§ INSTRUCTION
Filter the lines below, keeping every line that contains the string "timestamp", and copy each kept line unchanged.

§ DATASET RECORDS
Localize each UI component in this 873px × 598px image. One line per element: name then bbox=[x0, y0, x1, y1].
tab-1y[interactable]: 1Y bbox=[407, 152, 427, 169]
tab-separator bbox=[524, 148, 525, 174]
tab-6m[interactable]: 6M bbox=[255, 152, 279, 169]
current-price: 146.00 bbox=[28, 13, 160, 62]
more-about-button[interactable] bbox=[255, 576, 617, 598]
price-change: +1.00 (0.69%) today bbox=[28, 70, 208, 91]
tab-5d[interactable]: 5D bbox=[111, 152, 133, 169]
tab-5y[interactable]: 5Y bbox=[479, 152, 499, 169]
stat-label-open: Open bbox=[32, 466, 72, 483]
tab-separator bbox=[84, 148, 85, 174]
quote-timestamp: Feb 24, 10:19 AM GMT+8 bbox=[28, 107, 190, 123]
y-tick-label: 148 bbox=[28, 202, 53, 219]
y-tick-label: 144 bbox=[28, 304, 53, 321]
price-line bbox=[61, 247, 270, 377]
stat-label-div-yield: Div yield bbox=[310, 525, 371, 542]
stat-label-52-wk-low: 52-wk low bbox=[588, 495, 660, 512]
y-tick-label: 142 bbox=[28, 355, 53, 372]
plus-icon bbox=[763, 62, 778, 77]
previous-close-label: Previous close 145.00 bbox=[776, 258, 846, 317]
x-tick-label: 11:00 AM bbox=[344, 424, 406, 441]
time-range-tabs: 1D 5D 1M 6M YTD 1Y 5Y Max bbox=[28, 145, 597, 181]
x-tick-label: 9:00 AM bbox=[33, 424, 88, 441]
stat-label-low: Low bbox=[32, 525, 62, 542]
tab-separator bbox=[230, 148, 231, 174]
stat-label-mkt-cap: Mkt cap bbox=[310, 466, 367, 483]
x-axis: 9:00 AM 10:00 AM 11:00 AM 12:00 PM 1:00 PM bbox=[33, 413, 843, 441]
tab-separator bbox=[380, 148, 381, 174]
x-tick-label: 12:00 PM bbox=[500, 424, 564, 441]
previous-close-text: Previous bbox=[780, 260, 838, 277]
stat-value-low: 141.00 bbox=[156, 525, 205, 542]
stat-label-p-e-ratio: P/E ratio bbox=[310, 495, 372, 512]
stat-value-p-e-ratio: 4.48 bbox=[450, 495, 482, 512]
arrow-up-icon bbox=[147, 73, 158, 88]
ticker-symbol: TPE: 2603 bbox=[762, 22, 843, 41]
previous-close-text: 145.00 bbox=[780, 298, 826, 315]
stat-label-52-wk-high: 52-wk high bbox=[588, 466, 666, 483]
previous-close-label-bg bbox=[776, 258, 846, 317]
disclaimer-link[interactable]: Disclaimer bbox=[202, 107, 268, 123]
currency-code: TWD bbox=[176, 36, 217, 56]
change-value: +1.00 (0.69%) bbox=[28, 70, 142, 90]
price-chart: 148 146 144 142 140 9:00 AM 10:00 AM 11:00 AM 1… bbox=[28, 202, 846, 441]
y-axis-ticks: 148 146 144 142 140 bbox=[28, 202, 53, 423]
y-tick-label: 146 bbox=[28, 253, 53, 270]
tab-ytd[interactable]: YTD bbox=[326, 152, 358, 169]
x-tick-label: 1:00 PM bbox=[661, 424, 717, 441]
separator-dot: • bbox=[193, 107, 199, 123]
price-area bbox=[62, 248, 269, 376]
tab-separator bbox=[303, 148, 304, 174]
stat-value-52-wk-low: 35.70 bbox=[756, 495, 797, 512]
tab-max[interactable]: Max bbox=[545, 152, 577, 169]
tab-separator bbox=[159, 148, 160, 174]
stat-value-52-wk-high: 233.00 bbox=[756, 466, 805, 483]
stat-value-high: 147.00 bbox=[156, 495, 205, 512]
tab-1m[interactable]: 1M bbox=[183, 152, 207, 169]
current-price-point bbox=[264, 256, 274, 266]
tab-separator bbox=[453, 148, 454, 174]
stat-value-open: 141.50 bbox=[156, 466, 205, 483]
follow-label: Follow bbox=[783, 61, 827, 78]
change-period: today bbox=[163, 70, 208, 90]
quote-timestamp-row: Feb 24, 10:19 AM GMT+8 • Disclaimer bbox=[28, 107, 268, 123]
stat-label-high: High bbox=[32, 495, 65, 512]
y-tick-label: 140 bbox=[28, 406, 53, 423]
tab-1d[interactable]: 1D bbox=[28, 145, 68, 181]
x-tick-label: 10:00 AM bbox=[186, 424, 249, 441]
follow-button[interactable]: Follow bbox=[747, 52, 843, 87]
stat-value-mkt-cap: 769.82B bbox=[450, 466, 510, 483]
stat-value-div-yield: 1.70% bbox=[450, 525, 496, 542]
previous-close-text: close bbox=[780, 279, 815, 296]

§ RESPONSE TO THE TASK
quote-timestamp: Feb 24, 10:19 AM GMT+8 bbox=[28, 107, 190, 123]
quote-timestamp-row: Feb 24, 10:19 AM GMT+8 • Disclaimer bbox=[28, 107, 268, 123]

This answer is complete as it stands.